● EXERCISE BRIEF
Exactly as they appear, output all of the records. Skip any images.

Start

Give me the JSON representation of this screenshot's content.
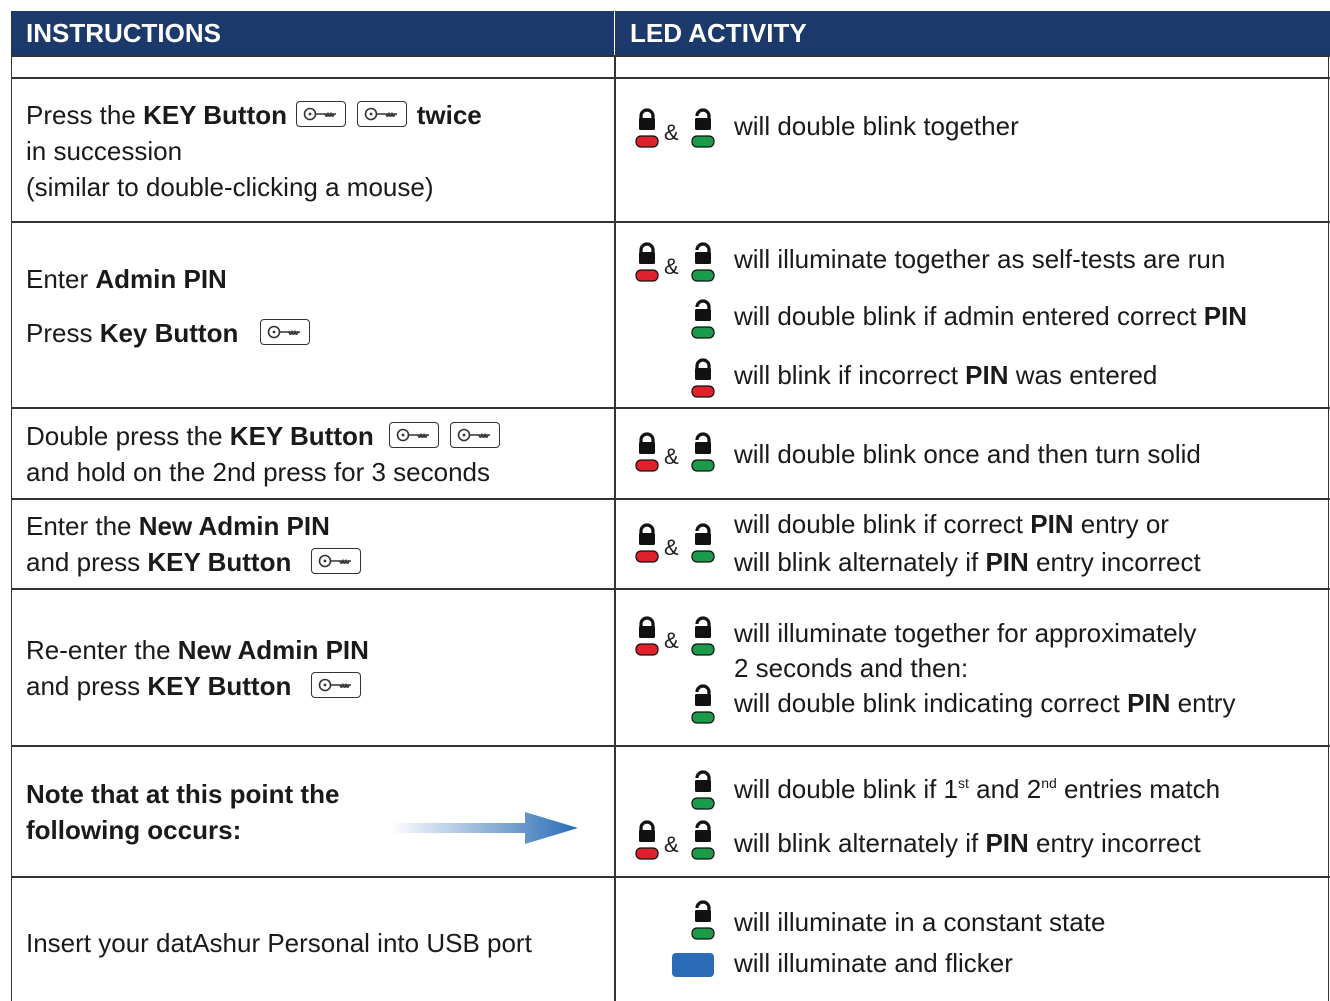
{
  "header": {
    "instructions": "INSTRUCTIONS",
    "led_activity": "LED ACTIVITY"
  },
  "amp": "&",
  "rows": [
    {
      "left": [
        "Press the ",
        "KEY Button",
        "twice",
        "in succession",
        "(similar to double-clicking a mouse)"
      ],
      "right": [
        "will double blink together"
      ]
    },
    {
      "left": [
        "Enter ",
        "Admin PIN",
        "Press ",
        "Key Button"
      ],
      "right": [
        "will illuminate together as self-tests are run",
        "will double blink if admin entered correct ",
        "PIN",
        "will blink if incorrect ",
        "PIN",
        " was entered"
      ]
    },
    {
      "left": [
        "Double press the ",
        "KEY Button",
        "and hold on the 2nd press for 3 seconds"
      ],
      "right": [
        "will double blink once and then turn solid"
      ]
    },
    {
      "left": [
        "Enter the ",
        "New Admin PIN",
        "and press ",
        "KEY Button"
      ],
      "right": [
        "will double blink if correct ",
        "PIN",
        " entry or",
        "will blink alternately if ",
        "PIN",
        " entry incorrect"
      ]
    },
    {
      "left": [
        "Re-enter the ",
        "New Admin PIN",
        "and press ",
        "KEY Button"
      ],
      "right": [
        "will illuminate together for approximately",
        "2 seconds and then:",
        "will double blink indicating correct ",
        "PIN",
        " entry"
      ]
    },
    {
      "left": [
        "Note that at this point the",
        "following occurs:"
      ],
      "right": [
        "will double blink if 1",
        "st",
        " and 2",
        "nd",
        " entries match",
        "will blink alternately if ",
        "PIN",
        " entry incorrect"
      ]
    },
    {
      "left": [
        "Insert your datAshur Personal into USB port"
      ],
      "right": [
        "will illuminate in a constant state",
        "will illuminate and flicker"
      ]
    }
  ],
  "colors": {
    "header_bg": "#1b3a6b",
    "led_red": "#e0202a",
    "led_green": "#1a9a4a",
    "led_blue": "#2a6cb6"
  }
}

End

● SOLUTION TO THE PROBLEM
Give me the JSON representation of this screenshot's content.
{
  "header": {
    "instructions": "INSTRUCTIONS",
    "led_activity": "LED ACTIVITY"
  },
  "amp": "&",
  "rows": [
    {
      "left": [
        "Press the ",
        "KEY Button",
        "twice",
        "in succession",
        "(similar to double-clicking a mouse)"
      ],
      "right": [
        "will double blink together"
      ]
    },
    {
      "left": [
        "Enter ",
        "Admin PIN",
        "Press ",
        "Key Button"
      ],
      "right": [
        "will illuminate together as self-tests are run",
        "will double blink if admin entered correct ",
        "PIN",
        "will blink if incorrect ",
        "PIN",
        " was entered"
      ]
    },
    {
      "left": [
        "Double press the ",
        "KEY Button",
        "and hold on the 2nd press for 3 seconds"
      ],
      "right": [
        "will double blink once and then turn solid"
      ]
    },
    {
      "left": [
        "Enter the ",
        "New Admin PIN",
        "and press ",
        "KEY Button"
      ],
      "right": [
        "will double blink if correct ",
        "PIN",
        " entry or",
        "will blink alternately if ",
        "PIN",
        " entry incorrect"
      ]
    },
    {
      "left": [
        "Re-enter the ",
        "New Admin PIN",
        "and press ",
        "KEY Button"
      ],
      "right": [
        "will illuminate together for approximately",
        "2 seconds and then:",
        "will double blink indicating correct ",
        "PIN",
        " entry"
      ]
    },
    {
      "left": [
        "Note that at this point the",
        "following occurs:"
      ],
      "right": [
        "will double blink if 1",
        "st",
        " and 2",
        "nd",
        " entries match",
        "will blink alternately if ",
        "PIN",
        " entry incorrect"
      ]
    },
    {
      "left": [
        "Insert your datAshur Personal into USB port"
      ],
      "right": [
        "will illuminate in a constant state",
        "will illuminate and flicker"
      ]
    }
  ],
  "colors": {
    "header_bg": "#1b3a6b",
    "led_red": "#e0202a",
    "led_green": "#1a9a4a",
    "led_blue": "#2a6cb6"
  }
}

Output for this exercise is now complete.